# [WHAT THE EXERCISE ASKS]
Copy every entry word for word, but skip the pictures.

Stored dataset items
--

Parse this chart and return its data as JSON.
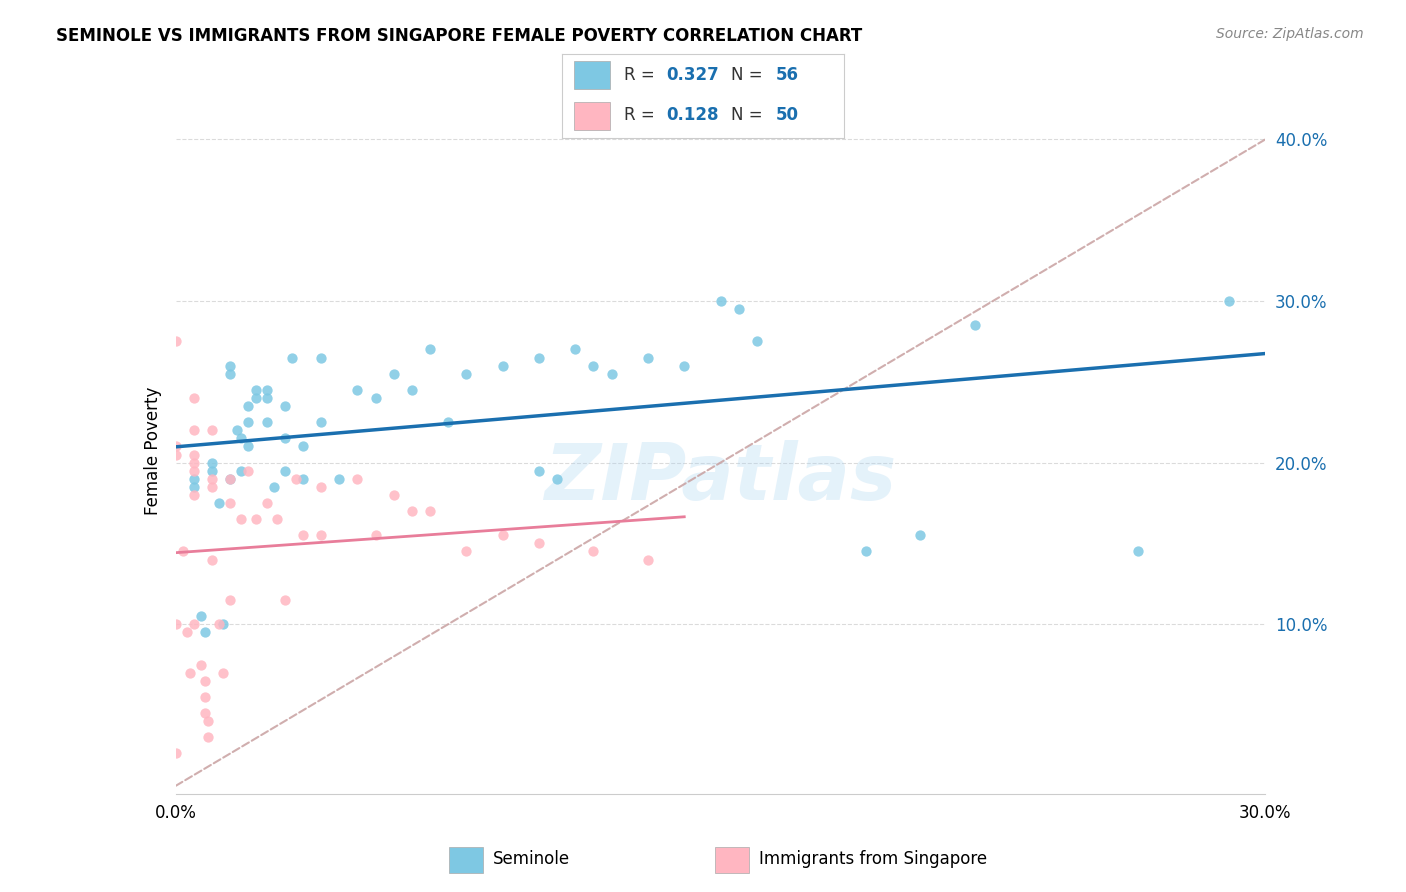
{
  "title": "SEMINOLE VS IMMIGRANTS FROM SINGAPORE FEMALE POVERTY CORRELATION CHART",
  "source": "Source: ZipAtlas.com",
  "ylabel": "Female Poverty",
  "xlim": [
    0.0,
    0.3
  ],
  "ylim": [
    -0.005,
    0.42
  ],
  "yticks": [
    0.1,
    0.2,
    0.3,
    0.4
  ],
  "ytick_labels": [
    "10.0%",
    "20.0%",
    "30.0%",
    "40.0%"
  ],
  "xticks": [
    0.0,
    0.05,
    0.1,
    0.15,
    0.2,
    0.25,
    0.3
  ],
  "xtick_labels": [
    "0.0%",
    "",
    "",
    "",
    "",
    "",
    "30.0%"
  ],
  "color_blue": "#7ec8e3",
  "color_pink": "#ffb6c1",
  "color_line_blue": "#1a6faf",
  "color_line_pink": "#e87d9a",
  "color_dashed": "#c8a0a0",
  "seminole_x": [
    0.005,
    0.005,
    0.007,
    0.008,
    0.01,
    0.01,
    0.012,
    0.013,
    0.015,
    0.015,
    0.015,
    0.017,
    0.018,
    0.018,
    0.02,
    0.02,
    0.02,
    0.022,
    0.022,
    0.025,
    0.025,
    0.025,
    0.027,
    0.03,
    0.03,
    0.03,
    0.032,
    0.035,
    0.035,
    0.04,
    0.04,
    0.045,
    0.05,
    0.055,
    0.06,
    0.065,
    0.07,
    0.075,
    0.08,
    0.09,
    0.1,
    0.1,
    0.105,
    0.11,
    0.115,
    0.12,
    0.13,
    0.14,
    0.15,
    0.155,
    0.16,
    0.19,
    0.205,
    0.22,
    0.265,
    0.29
  ],
  "seminole_y": [
    0.19,
    0.185,
    0.105,
    0.095,
    0.2,
    0.195,
    0.175,
    0.1,
    0.26,
    0.255,
    0.19,
    0.22,
    0.215,
    0.195,
    0.235,
    0.225,
    0.21,
    0.245,
    0.24,
    0.245,
    0.24,
    0.225,
    0.185,
    0.235,
    0.215,
    0.195,
    0.265,
    0.21,
    0.19,
    0.265,
    0.225,
    0.19,
    0.245,
    0.24,
    0.255,
    0.245,
    0.27,
    0.225,
    0.255,
    0.26,
    0.265,
    0.195,
    0.19,
    0.27,
    0.26,
    0.255,
    0.265,
    0.26,
    0.3,
    0.295,
    0.275,
    0.145,
    0.155,
    0.285,
    0.145,
    0.3
  ],
  "singapore_x": [
    0.0,
    0.0,
    0.0,
    0.0,
    0.0,
    0.002,
    0.003,
    0.004,
    0.005,
    0.005,
    0.005,
    0.005,
    0.005,
    0.005,
    0.005,
    0.007,
    0.008,
    0.008,
    0.008,
    0.009,
    0.009,
    0.01,
    0.01,
    0.01,
    0.01,
    0.012,
    0.013,
    0.015,
    0.015,
    0.015,
    0.018,
    0.02,
    0.022,
    0.025,
    0.028,
    0.03,
    0.033,
    0.035,
    0.04,
    0.04,
    0.05,
    0.055,
    0.06,
    0.065,
    0.07,
    0.08,
    0.09,
    0.1,
    0.115,
    0.13
  ],
  "singapore_y": [
    0.275,
    0.21,
    0.205,
    0.1,
    0.02,
    0.145,
    0.095,
    0.07,
    0.24,
    0.22,
    0.205,
    0.2,
    0.195,
    0.18,
    0.1,
    0.075,
    0.065,
    0.055,
    0.045,
    0.04,
    0.03,
    0.22,
    0.19,
    0.185,
    0.14,
    0.1,
    0.07,
    0.19,
    0.175,
    0.115,
    0.165,
    0.195,
    0.165,
    0.175,
    0.165,
    0.115,
    0.19,
    0.155,
    0.185,
    0.155,
    0.19,
    0.155,
    0.18,
    0.17,
    0.17,
    0.145,
    0.155,
    0.15,
    0.145,
    0.14
  ]
}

--

# [SOLUTION TO THIS EXERCISE]
Parse this chart and return its data as JSON.
{
  "title": "SEMINOLE VS IMMIGRANTS FROM SINGAPORE FEMALE POVERTY CORRELATION CHART",
  "source": "Source: ZipAtlas.com",
  "ylabel": "Female Poverty",
  "xlim": [
    0.0,
    0.3
  ],
  "ylim": [
    -0.005,
    0.42
  ],
  "yticks": [
    0.1,
    0.2,
    0.3,
    0.4
  ],
  "ytick_labels": [
    "10.0%",
    "20.0%",
    "30.0%",
    "40.0%"
  ],
  "xticks": [
    0.0,
    0.05,
    0.1,
    0.15,
    0.2,
    0.25,
    0.3
  ],
  "xtick_labels": [
    "0.0%",
    "",
    "",
    "",
    "",
    "",
    "30.0%"
  ],
  "color_blue": "#7ec8e3",
  "color_pink": "#ffb6c1",
  "color_line_blue": "#1a6faf",
  "color_line_pink": "#e87d9a",
  "color_dashed": "#c8a0a0",
  "seminole_x": [
    0.005,
    0.005,
    0.007,
    0.008,
    0.01,
    0.01,
    0.012,
    0.013,
    0.015,
    0.015,
    0.015,
    0.017,
    0.018,
    0.018,
    0.02,
    0.02,
    0.02,
    0.022,
    0.022,
    0.025,
    0.025,
    0.025,
    0.027,
    0.03,
    0.03,
    0.03,
    0.032,
    0.035,
    0.035,
    0.04,
    0.04,
    0.045,
    0.05,
    0.055,
    0.06,
    0.065,
    0.07,
    0.075,
    0.08,
    0.09,
    0.1,
    0.1,
    0.105,
    0.11,
    0.115,
    0.12,
    0.13,
    0.14,
    0.15,
    0.155,
    0.16,
    0.19,
    0.205,
    0.22,
    0.265,
    0.29
  ],
  "seminole_y": [
    0.19,
    0.185,
    0.105,
    0.095,
    0.2,
    0.195,
    0.175,
    0.1,
    0.26,
    0.255,
    0.19,
    0.22,
    0.215,
    0.195,
    0.235,
    0.225,
    0.21,
    0.245,
    0.24,
    0.245,
    0.24,
    0.225,
    0.185,
    0.235,
    0.215,
    0.195,
    0.265,
    0.21,
    0.19,
    0.265,
    0.225,
    0.19,
    0.245,
    0.24,
    0.255,
    0.245,
    0.27,
    0.225,
    0.255,
    0.26,
    0.265,
    0.195,
    0.19,
    0.27,
    0.26,
    0.255,
    0.265,
    0.26,
    0.3,
    0.295,
    0.275,
    0.145,
    0.155,
    0.285,
    0.145,
    0.3
  ],
  "singapore_x": [
    0.0,
    0.0,
    0.0,
    0.0,
    0.0,
    0.002,
    0.003,
    0.004,
    0.005,
    0.005,
    0.005,
    0.005,
    0.005,
    0.005,
    0.005,
    0.007,
    0.008,
    0.008,
    0.008,
    0.009,
    0.009,
    0.01,
    0.01,
    0.01,
    0.01,
    0.012,
    0.013,
    0.015,
    0.015,
    0.015,
    0.018,
    0.02,
    0.022,
    0.025,
    0.028,
    0.03,
    0.033,
    0.035,
    0.04,
    0.04,
    0.05,
    0.055,
    0.06,
    0.065,
    0.07,
    0.08,
    0.09,
    0.1,
    0.115,
    0.13
  ],
  "singapore_y": [
    0.275,
    0.21,
    0.205,
    0.1,
    0.02,
    0.145,
    0.095,
    0.07,
    0.24,
    0.22,
    0.205,
    0.2,
    0.195,
    0.18,
    0.1,
    0.075,
    0.065,
    0.055,
    0.045,
    0.04,
    0.03,
    0.22,
    0.19,
    0.185,
    0.14,
    0.1,
    0.07,
    0.19,
    0.175,
    0.115,
    0.165,
    0.195,
    0.165,
    0.175,
    0.165,
    0.115,
    0.19,
    0.155,
    0.185,
    0.155,
    0.19,
    0.155,
    0.18,
    0.17,
    0.17,
    0.145,
    0.155,
    0.15,
    0.145,
    0.14
  ]
}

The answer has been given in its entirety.